### DESCRIPTION OF THE TASK
Copy out each line of the material below that holds the string "post".

### MATERIAL

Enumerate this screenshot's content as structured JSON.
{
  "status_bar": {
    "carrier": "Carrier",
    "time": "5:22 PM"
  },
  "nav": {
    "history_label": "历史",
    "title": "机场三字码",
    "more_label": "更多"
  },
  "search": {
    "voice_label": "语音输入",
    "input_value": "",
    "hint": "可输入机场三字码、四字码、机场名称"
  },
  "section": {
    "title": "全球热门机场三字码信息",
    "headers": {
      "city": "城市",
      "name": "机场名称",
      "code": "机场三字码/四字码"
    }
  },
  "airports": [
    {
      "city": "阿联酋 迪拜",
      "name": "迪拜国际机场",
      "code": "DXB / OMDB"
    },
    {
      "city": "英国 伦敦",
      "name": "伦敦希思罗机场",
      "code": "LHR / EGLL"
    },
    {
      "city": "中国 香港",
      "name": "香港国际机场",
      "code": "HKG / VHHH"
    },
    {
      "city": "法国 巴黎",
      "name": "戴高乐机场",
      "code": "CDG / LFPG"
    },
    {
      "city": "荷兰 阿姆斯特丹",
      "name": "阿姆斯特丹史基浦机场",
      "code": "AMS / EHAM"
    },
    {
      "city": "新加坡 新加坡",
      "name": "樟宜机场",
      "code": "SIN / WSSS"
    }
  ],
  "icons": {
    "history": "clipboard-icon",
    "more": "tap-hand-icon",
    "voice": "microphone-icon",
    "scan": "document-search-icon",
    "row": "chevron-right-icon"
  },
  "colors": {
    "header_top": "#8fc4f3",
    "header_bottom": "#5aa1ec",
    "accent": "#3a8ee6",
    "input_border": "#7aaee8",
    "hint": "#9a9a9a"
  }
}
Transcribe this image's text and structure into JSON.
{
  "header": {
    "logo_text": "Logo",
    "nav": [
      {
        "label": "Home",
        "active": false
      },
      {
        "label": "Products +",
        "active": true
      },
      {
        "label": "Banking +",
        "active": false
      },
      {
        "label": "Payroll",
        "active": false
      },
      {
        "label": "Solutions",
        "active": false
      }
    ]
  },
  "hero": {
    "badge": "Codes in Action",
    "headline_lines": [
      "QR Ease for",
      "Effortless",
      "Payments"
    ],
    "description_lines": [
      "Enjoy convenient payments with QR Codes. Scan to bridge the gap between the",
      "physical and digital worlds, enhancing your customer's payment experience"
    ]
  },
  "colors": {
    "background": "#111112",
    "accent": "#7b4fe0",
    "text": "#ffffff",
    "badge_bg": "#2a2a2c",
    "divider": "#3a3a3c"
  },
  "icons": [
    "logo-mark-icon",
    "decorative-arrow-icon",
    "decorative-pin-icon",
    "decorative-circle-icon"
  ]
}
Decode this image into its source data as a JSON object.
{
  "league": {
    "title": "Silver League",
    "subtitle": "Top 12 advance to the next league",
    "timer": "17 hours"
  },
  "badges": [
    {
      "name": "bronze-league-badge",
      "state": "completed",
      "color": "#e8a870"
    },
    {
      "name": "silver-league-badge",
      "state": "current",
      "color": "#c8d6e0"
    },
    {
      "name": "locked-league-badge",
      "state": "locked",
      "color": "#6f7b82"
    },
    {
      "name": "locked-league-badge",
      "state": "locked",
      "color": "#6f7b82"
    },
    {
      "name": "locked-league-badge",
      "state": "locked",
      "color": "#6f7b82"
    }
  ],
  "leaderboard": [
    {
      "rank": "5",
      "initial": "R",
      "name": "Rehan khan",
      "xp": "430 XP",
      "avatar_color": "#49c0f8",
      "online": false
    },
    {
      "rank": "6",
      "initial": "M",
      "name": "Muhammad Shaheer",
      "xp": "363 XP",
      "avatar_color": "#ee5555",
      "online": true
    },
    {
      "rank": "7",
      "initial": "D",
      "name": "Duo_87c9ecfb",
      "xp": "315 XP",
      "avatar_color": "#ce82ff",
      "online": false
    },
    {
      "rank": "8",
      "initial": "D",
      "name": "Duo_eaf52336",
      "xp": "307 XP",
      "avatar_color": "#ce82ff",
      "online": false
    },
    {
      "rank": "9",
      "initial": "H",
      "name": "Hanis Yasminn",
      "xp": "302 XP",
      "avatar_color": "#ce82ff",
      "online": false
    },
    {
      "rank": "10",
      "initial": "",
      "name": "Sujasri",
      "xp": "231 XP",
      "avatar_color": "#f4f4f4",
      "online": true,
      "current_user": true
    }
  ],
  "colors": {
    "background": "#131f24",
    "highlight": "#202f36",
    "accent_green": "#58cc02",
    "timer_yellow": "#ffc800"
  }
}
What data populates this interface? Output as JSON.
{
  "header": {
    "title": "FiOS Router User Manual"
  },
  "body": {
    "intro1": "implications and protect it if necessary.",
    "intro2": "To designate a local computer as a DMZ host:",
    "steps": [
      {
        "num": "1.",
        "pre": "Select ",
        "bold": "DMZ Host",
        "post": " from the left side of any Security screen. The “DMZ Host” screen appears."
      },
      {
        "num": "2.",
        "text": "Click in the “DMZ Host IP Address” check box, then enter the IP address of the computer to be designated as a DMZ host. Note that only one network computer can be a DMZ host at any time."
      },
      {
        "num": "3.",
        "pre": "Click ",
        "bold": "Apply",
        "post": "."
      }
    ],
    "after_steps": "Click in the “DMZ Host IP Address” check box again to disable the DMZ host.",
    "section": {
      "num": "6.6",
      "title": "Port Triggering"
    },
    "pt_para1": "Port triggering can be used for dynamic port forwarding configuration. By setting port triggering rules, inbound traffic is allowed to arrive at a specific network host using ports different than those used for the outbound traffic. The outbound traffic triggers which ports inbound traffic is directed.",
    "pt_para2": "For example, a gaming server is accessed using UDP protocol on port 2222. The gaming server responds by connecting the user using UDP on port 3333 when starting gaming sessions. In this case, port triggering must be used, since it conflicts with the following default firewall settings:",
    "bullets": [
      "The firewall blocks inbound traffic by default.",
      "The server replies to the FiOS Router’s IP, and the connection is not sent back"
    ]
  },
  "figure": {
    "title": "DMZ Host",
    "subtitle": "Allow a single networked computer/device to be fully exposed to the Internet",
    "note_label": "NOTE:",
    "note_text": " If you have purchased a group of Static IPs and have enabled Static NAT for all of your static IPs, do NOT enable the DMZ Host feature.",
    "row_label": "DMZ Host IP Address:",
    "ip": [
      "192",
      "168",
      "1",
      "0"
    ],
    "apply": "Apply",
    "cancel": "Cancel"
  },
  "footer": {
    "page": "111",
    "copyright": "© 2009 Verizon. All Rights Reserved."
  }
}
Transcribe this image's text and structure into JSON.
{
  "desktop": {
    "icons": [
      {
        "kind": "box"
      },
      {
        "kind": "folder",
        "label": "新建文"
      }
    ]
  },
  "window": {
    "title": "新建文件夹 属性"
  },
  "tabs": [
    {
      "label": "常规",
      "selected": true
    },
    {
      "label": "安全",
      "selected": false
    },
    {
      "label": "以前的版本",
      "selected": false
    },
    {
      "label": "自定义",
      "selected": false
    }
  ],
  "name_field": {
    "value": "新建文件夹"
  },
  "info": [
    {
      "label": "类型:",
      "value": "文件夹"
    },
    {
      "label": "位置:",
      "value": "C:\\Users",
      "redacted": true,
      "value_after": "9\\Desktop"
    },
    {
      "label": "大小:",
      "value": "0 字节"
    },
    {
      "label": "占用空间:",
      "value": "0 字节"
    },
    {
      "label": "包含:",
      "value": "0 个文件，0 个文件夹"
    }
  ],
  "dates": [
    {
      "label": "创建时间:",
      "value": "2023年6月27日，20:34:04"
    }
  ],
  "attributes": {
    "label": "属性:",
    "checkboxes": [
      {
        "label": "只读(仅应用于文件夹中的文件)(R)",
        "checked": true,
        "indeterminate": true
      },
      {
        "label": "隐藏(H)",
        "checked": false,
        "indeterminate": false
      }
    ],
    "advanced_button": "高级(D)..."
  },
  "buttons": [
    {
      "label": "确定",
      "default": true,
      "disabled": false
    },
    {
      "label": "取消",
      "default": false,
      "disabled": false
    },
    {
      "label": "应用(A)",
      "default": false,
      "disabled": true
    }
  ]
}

### SOLVED PROBLEM
        "post": " from the left side of any Security screen. The “DMZ Host” screen appears."
        "post": "."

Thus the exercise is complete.